» GIVEN INSTRUCTION: Copy out all of the data below with no alterations.

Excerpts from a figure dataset
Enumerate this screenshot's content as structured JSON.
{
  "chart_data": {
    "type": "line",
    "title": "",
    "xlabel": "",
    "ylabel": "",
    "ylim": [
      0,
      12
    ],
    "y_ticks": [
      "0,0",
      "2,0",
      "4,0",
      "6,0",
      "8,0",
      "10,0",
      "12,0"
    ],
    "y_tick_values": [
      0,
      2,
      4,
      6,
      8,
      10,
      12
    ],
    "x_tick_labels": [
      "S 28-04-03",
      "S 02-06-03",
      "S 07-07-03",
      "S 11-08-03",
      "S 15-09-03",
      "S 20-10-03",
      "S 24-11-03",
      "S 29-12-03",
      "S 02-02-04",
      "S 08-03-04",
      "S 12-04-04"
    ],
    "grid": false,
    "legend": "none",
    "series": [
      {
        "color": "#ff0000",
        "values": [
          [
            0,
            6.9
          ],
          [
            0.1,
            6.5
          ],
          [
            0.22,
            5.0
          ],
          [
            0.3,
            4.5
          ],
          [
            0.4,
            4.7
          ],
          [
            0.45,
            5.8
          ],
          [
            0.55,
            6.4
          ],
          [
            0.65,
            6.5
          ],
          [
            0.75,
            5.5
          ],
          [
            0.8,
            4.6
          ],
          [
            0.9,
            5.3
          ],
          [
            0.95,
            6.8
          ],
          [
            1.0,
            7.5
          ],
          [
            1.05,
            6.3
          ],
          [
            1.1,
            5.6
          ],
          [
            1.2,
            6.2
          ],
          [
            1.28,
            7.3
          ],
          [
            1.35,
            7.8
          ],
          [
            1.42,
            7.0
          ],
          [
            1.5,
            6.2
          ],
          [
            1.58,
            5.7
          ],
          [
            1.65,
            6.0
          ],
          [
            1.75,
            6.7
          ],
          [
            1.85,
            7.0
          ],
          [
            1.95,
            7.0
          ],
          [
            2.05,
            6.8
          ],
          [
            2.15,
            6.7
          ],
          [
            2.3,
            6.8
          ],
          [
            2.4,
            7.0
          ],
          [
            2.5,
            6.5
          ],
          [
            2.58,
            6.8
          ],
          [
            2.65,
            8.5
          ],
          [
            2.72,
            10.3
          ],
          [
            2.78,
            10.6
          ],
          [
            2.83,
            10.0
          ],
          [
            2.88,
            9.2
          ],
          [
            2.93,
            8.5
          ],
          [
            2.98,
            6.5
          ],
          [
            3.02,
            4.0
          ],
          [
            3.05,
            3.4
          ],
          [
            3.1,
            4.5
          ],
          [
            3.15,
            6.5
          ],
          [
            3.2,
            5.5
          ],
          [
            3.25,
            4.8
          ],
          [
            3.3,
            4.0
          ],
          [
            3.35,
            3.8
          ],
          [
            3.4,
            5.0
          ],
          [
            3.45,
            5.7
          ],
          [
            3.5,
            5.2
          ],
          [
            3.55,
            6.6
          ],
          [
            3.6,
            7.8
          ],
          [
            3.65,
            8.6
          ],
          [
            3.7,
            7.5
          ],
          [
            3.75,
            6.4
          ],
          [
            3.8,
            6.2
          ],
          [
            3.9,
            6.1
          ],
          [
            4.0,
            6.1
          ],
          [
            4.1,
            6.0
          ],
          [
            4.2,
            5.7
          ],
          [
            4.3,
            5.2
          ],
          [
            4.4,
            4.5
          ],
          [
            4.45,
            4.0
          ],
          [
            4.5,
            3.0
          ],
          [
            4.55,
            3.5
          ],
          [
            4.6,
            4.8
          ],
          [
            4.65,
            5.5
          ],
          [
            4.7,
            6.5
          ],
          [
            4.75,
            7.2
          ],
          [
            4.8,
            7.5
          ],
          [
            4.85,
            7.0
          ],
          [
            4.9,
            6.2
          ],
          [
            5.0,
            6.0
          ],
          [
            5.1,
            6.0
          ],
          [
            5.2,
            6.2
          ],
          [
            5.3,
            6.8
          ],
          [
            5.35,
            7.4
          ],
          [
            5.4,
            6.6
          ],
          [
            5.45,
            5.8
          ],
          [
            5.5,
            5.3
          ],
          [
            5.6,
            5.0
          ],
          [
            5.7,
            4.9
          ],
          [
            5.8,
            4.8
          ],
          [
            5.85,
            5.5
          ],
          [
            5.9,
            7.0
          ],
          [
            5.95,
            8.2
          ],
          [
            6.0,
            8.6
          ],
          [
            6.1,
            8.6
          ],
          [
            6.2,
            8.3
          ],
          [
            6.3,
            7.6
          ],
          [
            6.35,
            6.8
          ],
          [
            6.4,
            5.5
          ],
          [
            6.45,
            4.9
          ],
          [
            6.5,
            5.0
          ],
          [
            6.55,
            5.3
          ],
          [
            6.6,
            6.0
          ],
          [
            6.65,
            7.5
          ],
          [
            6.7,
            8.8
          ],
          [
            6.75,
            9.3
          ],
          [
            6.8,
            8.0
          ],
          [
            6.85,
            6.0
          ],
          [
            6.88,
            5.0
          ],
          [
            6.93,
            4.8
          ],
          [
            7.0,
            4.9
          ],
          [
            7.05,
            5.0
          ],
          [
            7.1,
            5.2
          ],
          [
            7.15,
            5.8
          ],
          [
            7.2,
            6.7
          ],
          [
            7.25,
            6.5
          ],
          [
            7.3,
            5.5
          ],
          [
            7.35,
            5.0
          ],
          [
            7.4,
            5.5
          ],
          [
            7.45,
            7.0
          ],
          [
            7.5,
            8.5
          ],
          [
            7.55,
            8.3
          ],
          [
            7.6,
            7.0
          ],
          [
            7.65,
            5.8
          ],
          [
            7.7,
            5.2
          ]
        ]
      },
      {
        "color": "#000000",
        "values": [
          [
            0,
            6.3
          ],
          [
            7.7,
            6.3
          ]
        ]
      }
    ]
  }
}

» SOLUTION FOR THIS TASK:
Enumerate this screenshot's content as structured JSON.
{
  "chart_data": {
    "type": "line",
    "title": "",
    "xlabel": "",
    "ylabel": "",
    "ylim": [
      0,
      12
    ],
    "y_ticks": [
      "0,0",
      "2,0",
      "4,0",
      "6,0",
      "8,0",
      "10,0",
      "12,0"
    ],
    "y_tick_values": [
      0,
      2,
      4,
      6,
      8,
      10,
      12
    ],
    "x_tick_labels": [
      "S 28-04-03",
      "S 02-06-03",
      "S 07-07-03",
      "S 11-08-03",
      "S 15-09-03",
      "S 20-10-03",
      "S 24-11-03",
      "S 29-12-03",
      "S 02-02-04",
      "S 08-03-04",
      "S 12-04-04"
    ],
    "grid": false,
    "legend": "none",
    "series": [
      {
        "color": "#ff0000",
        "values": [
          [
            0,
            6.9
          ],
          [
            0.1,
            6.5
          ],
          [
            0.22,
            5.0
          ],
          [
            0.3,
            4.5
          ],
          [
            0.4,
            4.7
          ],
          [
            0.45,
            5.8
          ],
          [
            0.55,
            6.4
          ],
          [
            0.65,
            6.5
          ],
          [
            0.75,
            5.5
          ],
          [
            0.8,
            4.6
          ],
          [
            0.9,
            5.3
          ],
          [
            0.95,
            6.8
          ],
          [
            1.0,
            7.5
          ],
          [
            1.05,
            6.3
          ],
          [
            1.1,
            5.6
          ],
          [
            1.2,
            6.2
          ],
          [
            1.28,
            7.3
          ],
          [
            1.35,
            7.8
          ],
          [
            1.42,
            7.0
          ],
          [
            1.5,
            6.2
          ],
          [
            1.58,
            5.7
          ],
          [
            1.65,
            6.0
          ],
          [
            1.75,
            6.7
          ],
          [
            1.85,
            7.0
          ],
          [
            1.95,
            7.0
          ],
          [
            2.05,
            6.8
          ],
          [
            2.15,
            6.7
          ],
          [
            2.3,
            6.8
          ],
          [
            2.4,
            7.0
          ],
          [
            2.5,
            6.5
          ],
          [
            2.58,
            6.8
          ],
          [
            2.65,
            8.5
          ],
          [
            2.72,
            10.3
          ],
          [
            2.78,
            10.6
          ],
          [
            2.83,
            10.0
          ],
          [
            2.88,
            9.2
          ],
          [
            2.93,
            8.5
          ],
          [
            2.98,
            6.5
          ],
          [
            3.02,
            4.0
          ],
          [
            3.05,
            3.4
          ],
          [
            3.1,
            4.5
          ],
          [
            3.15,
            6.5
          ],
          [
            3.2,
            5.5
          ],
          [
            3.25,
            4.8
          ],
          [
            3.3,
            4.0
          ],
          [
            3.35,
            3.8
          ],
          [
            3.4,
            5.0
          ],
          [
            3.45,
            5.7
          ],
          [
            3.5,
            5.2
          ],
          [
            3.55,
            6.6
          ],
          [
            3.6,
            7.8
          ],
          [
            3.65,
            8.6
          ],
          [
            3.7,
            7.5
          ],
          [
            3.75,
            6.4
          ],
          [
            3.8,
            6.2
          ],
          [
            3.9,
            6.1
          ],
          [
            4.0,
            6.1
          ],
          [
            4.1,
            6.0
          ],
          [
            4.2,
            5.7
          ],
          [
            4.3,
            5.2
          ],
          [
            4.4,
            4.5
          ],
          [
            4.45,
            4.0
          ],
          [
            4.5,
            3.0
          ],
          [
            4.55,
            3.5
          ],
          [
            4.6,
            4.8
          ],
          [
            4.65,
            5.5
          ],
          [
            4.7,
            6.5
          ],
          [
            4.75,
            7.2
          ],
          [
            4.8,
            7.5
          ],
          [
            4.85,
            7.0
          ],
          [
            4.9,
            6.2
          ],
          [
            5.0,
            6.0
          ],
          [
            5.1,
            6.0
          ],
          [
            5.2,
            6.2
          ],
          [
            5.3,
            6.8
          ],
          [
            5.35,
            7.4
          ],
          [
            5.4,
            6.6
          ],
          [
            5.45,
            5.8
          ],
          [
            5.5,
            5.3
          ],
          [
            5.6,
            5.0
          ],
          [
            5.7,
            4.9
          ],
          [
            5.8,
            4.8
          ],
          [
            5.85,
            5.5
          ],
          [
            5.9,
            7.0
          ],
          [
            5.95,
            8.2
          ],
          [
            6.0,
            8.6
          ],
          [
            6.1,
            8.6
          ],
          [
            6.2,
            8.3
          ],
          [
            6.3,
            7.6
          ],
          [
            6.35,
            6.8
          ],
          [
            6.4,
            5.5
          ],
          [
            6.45,
            4.9
          ],
          [
            6.5,
            5.0
          ],
          [
            6.55,
            5.3
          ],
          [
            6.6,
            6.0
          ],
          [
            6.65,
            7.5
          ],
          [
            6.7,
            8.8
          ],
          [
            6.75,
            9.3
          ],
          [
            6.8,
            8.0
          ],
          [
            6.85,
            6.0
          ],
          [
            6.88,
            5.0
          ],
          [
            6.93,
            4.8
          ],
          [
            7.0,
            4.9
          ],
          [
            7.05,
            5.0
          ],
          [
            7.1,
            5.2
          ],
          [
            7.15,
            5.8
          ],
          [
            7.2,
            6.7
          ],
          [
            7.25,
            6.5
          ],
          [
            7.3,
            5.5
          ],
          [
            7.35,
            5.0
          ],
          [
            7.4,
            5.5
          ],
          [
            7.45,
            7.0
          ],
          [
            7.5,
            8.5
          ],
          [
            7.55,
            8.3
          ],
          [
            7.6,
            7.0
          ],
          [
            7.65,
            5.8
          ],
          [
            7.7,
            5.2
          ]
        ]
      },
      {
        "color": "#000000",
        "values": [
          [
            0,
            6.3
          ],
          [
            7.7,
            6.3
          ]
        ]
      }
    ]
  }
}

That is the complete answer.